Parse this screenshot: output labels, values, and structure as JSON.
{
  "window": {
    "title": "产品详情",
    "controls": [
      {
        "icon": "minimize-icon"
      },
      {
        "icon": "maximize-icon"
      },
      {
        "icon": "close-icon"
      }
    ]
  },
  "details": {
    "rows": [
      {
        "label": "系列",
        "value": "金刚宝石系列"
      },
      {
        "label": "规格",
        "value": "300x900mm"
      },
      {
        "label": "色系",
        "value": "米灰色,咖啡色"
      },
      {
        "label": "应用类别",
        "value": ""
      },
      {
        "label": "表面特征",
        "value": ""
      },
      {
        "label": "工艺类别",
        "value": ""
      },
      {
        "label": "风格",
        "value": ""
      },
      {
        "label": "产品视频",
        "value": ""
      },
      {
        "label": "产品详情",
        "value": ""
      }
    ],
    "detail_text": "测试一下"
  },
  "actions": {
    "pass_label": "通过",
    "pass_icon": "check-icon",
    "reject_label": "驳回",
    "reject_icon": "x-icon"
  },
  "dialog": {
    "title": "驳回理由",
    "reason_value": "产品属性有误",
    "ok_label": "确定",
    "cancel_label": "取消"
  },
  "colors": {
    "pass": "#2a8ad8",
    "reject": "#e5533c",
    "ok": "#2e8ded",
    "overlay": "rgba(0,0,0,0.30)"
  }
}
* * *
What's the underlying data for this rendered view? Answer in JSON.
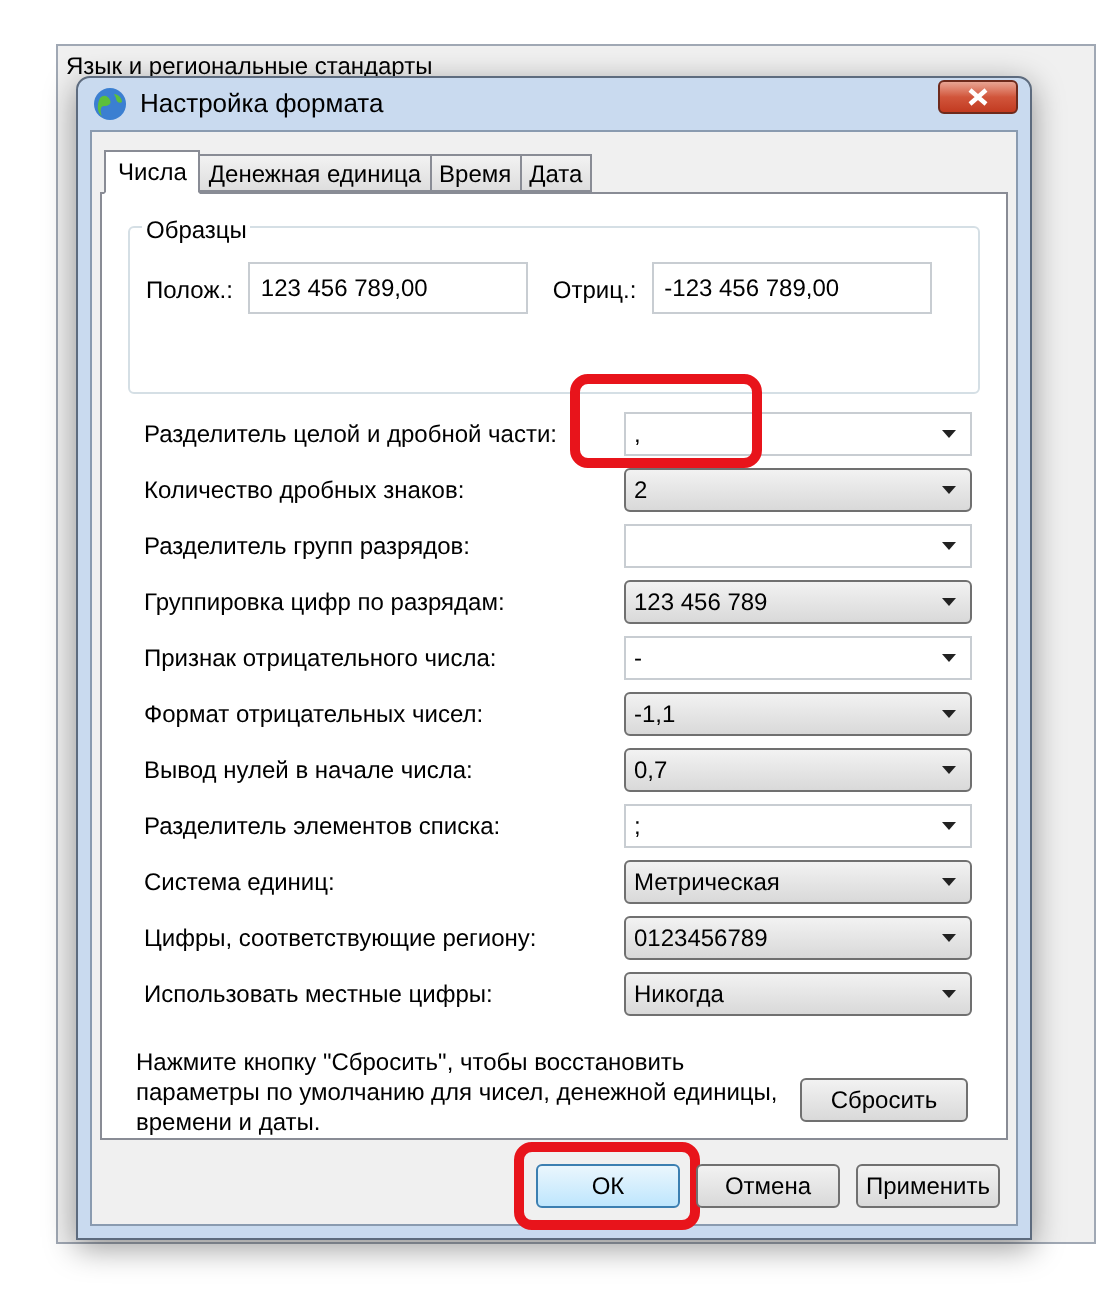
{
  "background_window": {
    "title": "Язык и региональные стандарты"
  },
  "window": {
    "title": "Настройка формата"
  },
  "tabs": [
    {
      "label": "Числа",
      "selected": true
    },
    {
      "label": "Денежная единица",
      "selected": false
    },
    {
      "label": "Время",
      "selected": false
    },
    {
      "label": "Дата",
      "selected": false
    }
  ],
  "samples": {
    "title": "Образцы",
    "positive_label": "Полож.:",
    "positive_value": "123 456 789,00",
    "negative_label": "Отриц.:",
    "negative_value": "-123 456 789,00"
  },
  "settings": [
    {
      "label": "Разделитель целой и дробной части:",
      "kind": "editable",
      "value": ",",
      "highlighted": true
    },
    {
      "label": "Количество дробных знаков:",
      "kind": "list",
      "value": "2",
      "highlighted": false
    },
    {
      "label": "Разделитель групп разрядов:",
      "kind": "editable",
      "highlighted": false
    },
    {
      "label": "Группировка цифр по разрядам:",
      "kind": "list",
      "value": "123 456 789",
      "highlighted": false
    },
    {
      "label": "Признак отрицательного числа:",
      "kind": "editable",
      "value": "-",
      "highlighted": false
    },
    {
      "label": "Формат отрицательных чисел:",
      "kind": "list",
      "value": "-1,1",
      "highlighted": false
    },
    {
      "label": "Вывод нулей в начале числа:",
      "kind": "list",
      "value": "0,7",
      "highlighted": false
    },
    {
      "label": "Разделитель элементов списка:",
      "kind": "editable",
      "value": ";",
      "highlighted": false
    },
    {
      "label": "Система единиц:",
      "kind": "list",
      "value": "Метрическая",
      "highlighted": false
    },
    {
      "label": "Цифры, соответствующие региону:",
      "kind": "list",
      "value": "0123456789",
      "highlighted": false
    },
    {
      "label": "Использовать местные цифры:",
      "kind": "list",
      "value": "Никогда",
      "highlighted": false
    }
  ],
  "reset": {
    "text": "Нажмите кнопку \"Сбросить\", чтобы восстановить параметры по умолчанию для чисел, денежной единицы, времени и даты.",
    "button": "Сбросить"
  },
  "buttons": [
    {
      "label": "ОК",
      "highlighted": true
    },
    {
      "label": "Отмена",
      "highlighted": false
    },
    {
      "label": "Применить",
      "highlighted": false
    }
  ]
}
* * *
Exercise prompt
Read the entries above, then pull out the lines that include "icon".

Expected answer
        "icon": "minimize-icon"
        "icon": "maximize-icon"
        "icon": "close-icon"
    "pass_icon": "check-icon",
    "reject_icon": "x-icon"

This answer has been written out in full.